### WORK TO BE COMPLETED
Once you have read the data below, set it all down again exactly.

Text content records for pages
┄┄┄┄┄┄┄┄┄┄┄┄┄┄┄┄┄┄┄┄

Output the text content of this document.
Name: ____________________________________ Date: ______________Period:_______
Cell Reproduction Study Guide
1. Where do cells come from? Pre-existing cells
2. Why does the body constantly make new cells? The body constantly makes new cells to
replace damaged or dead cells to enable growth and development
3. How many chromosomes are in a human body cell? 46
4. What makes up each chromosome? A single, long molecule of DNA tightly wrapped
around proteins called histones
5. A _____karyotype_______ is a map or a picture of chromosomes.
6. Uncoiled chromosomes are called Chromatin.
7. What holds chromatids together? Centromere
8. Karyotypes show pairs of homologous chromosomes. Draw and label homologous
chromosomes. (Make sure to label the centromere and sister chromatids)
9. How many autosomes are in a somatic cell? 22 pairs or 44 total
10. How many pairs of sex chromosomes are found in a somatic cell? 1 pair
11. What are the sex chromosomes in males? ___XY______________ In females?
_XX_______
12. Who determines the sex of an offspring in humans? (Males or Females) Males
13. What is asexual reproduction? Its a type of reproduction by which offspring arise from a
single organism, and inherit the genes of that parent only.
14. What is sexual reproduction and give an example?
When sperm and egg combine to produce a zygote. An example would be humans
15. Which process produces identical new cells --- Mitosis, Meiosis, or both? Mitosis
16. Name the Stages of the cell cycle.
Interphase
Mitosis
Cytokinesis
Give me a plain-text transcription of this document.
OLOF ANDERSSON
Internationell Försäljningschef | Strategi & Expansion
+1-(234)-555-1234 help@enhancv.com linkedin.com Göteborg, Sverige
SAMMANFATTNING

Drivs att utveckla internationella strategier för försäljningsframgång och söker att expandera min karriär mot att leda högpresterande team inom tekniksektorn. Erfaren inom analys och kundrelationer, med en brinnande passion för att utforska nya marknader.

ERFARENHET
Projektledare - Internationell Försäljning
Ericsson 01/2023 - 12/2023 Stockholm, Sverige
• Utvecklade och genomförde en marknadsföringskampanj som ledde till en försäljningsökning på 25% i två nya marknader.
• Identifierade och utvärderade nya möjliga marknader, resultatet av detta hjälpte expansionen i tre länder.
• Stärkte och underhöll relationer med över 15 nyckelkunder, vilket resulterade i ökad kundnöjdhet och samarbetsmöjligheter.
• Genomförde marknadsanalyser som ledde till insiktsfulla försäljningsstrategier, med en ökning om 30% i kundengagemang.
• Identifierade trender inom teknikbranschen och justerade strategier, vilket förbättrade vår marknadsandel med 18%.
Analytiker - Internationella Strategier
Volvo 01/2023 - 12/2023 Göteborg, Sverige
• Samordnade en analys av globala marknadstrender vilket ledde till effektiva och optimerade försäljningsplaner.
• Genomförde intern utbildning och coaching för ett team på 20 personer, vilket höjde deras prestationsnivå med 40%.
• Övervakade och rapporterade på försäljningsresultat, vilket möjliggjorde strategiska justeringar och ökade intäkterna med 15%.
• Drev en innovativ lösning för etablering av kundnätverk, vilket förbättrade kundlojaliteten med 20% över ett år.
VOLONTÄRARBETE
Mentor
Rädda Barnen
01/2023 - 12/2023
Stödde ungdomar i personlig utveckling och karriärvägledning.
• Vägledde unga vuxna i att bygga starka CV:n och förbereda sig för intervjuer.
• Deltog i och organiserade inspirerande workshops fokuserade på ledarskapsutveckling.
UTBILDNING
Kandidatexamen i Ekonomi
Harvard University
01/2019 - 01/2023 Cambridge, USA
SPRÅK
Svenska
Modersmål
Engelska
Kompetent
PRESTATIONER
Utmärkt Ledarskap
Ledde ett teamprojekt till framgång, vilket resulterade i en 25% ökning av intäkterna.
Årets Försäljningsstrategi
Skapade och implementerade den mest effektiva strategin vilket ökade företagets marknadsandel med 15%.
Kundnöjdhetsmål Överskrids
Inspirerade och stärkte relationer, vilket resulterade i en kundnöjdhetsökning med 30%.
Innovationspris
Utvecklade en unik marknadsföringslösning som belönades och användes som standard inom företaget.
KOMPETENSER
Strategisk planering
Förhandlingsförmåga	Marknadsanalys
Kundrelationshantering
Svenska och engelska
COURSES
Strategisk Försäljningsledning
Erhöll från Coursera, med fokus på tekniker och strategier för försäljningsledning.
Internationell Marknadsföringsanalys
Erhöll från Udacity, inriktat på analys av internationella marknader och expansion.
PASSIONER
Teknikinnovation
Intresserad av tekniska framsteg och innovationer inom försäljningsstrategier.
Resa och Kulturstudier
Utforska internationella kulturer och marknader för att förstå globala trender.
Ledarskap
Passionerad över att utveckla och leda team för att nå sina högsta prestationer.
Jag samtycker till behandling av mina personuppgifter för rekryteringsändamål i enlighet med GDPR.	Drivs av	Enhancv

┄┄┄┄┄┄┄┄┄┄┄┄┄┄┄┄┄┄┄┄

### FINISHED EXERCISE
Output the text content of this document.
Name: ____________________________________ Date: ______________Period:_______
Cell Reproduction Study Guide
1. Where do cells come from? Pre-existing cells
2. Why does the body constantly make new cells? The body constantly makes new cells to
replace damaged or dead cells to enable growth and development
3. How many chromosomes are in a human body cell? 46
4. What makes up each chromosome? A single, long molecule of DNA tightly wrapped
around proteins called histones
5. A _____karyotype_______ is a map or a picture of chromosomes.
6. Uncoiled chromosomes are called Chromatin.
7. What holds chromatids together? Centromere
8. Karyotypes show pairs of homologous chromosomes. Draw and label homologous
chromosomes. (Make sure to label the centromere and sister chromatids)
9. How many autosomes are in a somatic cell? 22 pairs or 44 total
10. How many pairs of sex chromosomes are found in a somatic cell? 1 pair
11. What are the sex chromosomes in males? ___XY______________ In females?
_XX_______
12. Who determines the sex of an offspring in humans? (Males or Females) Males
13. What is asexual reproduction? Its a type of reproduction by which offspring arise from a
single organism, and inherit the genes of that parent only.
14. What is sexual reproduction and give an example?
When sperm and egg combine to produce a zygote. An example would be humans
15. Which process produces identical new cells --- Mitosis, Meiosis, or both? Mitosis
16. Name the Stages of the cell cycle.
Interphase
Mitosis
Cytokinesis
Give me a plain-text transcription of this document.
OLOF ANDERSSON
Internationell Försäljningschef | Strategi & Expansion
+1-(234)-555-1234 help@enhancv.com linkedin.com Göteborg, Sverige
SAMMANFATTNING

Drivs att utveckla internationella strategier för försäljningsframgång och söker att expandera min karriär mot att leda högpresterande team inom tekniksektorn. Erfaren inom analys och kundrelationer, med en brinnande passion för att utforska nya marknader.

ERFARENHET
Projektledare - Internationell Försäljning
Ericsson 01/2023 - 12/2023 Stockholm, Sverige
• Utvecklade och genomförde en marknadsföringskampanj som ledde till en försäljningsökning på 25% i två nya marknader.
• Identifierade och utvärderade nya möjliga marknader, resultatet av detta hjälpte expansionen i tre länder.
• Stärkte och underhöll relationer med över 15 nyckelkunder, vilket resulterade i ökad kundnöjdhet och samarbetsmöjligheter.
• Genomförde marknadsanalyser som ledde till insiktsfulla försäljningsstrategier, med en ökning om 30% i kundengagemang.
• Identifierade trender inom teknikbranschen och justerade strategier, vilket förbättrade vår marknadsandel med 18%.
Analytiker - Internationella Strategier
Volvo 01/2023 - 12/2023 Göteborg, Sverige
• Samordnade en analys av globala marknadstrender vilket ledde till effektiva och optimerade försäljningsplaner.
• Genomförde intern utbildning och coaching för ett team på 20 personer, vilket höjde deras prestationsnivå med 40%.
• Övervakade och rapporterade på försäljningsresultat, vilket möjliggjorde strategiska justeringar och ökade intäkterna med 15%.
• Drev en innovativ lösning för etablering av kundnätverk, vilket förbättrade kundlojaliteten med 20% över ett år.
VOLONTÄRARBETE
Mentor
Rädda Barnen
01/2023 - 12/2023
Stödde ungdomar i personlig utveckling och karriärvägledning.
• Vägledde unga vuxna i att bygga starka CV:n och förbereda sig för intervjuer.
• Deltog i och organiserade inspirerande workshops fokuserade på ledarskapsutveckling.
UTBILDNING
Kandidatexamen i Ekonomi
Harvard University
01/2019 - 01/2023 Cambridge, USA
SPRÅK
Svenska
Modersmål
Engelska
Kompetent
PRESTATIONER
Utmärkt Ledarskap
Ledde ett teamprojekt till framgång, vilket resulterade i en 25% ökning av intäkterna.
Årets Försäljningsstrategi
Skapade och implementerade den mest effektiva strategin vilket ökade företagets marknadsandel med 15%.
Kundnöjdhetsmål Överskrids
Inspirerade och stärkte relationer, vilket resulterade i en kundnöjdhetsökning med 30%.
Innovationspris
Utvecklade en unik marknadsföringslösning som belönades och användes som standard inom företaget.
KOMPETENSER
Strategisk planering
Förhandlingsförmåga	Marknadsanalys
Kundrelationshantering
Svenska och engelska
COURSES
Strategisk Försäljningsledning
Erhöll från Coursera, med fokus på tekniker och strategier för försäljningsledning.
Internationell Marknadsföringsanalys
Erhöll från Udacity, inriktat på analys av internationella marknader och expansion.
PASSIONER
Teknikinnovation
Intresserad av tekniska framsteg och innovationer inom försäljningsstrategier.
Resa och Kulturstudier
Utforska internationella kulturer och marknader för att förstå globala trender.
Ledarskap
Passionerad över att utveckla och leda team för att nå sina högsta prestationer.
Jag samtycker till behandling av mina personuppgifter för rekryteringsändamål i enlighet med GDPR.	Drivs av	Enhancv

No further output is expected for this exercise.